Review the material line by line. Identify and copy every line that contains the string "refracción".

(Collected data entries)

===============

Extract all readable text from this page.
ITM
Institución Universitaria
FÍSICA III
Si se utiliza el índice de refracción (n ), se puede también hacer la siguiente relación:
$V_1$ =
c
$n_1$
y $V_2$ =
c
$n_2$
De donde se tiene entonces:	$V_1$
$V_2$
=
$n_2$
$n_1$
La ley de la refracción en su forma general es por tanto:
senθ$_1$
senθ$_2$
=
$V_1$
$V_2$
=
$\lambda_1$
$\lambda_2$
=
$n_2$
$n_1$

===============

**WRITTEN SOLUTION**
Si se utiliza el índice de refracción (n ), se puede también hacer la siguiente relación:
La ley de la refracción en su forma general es por tanto:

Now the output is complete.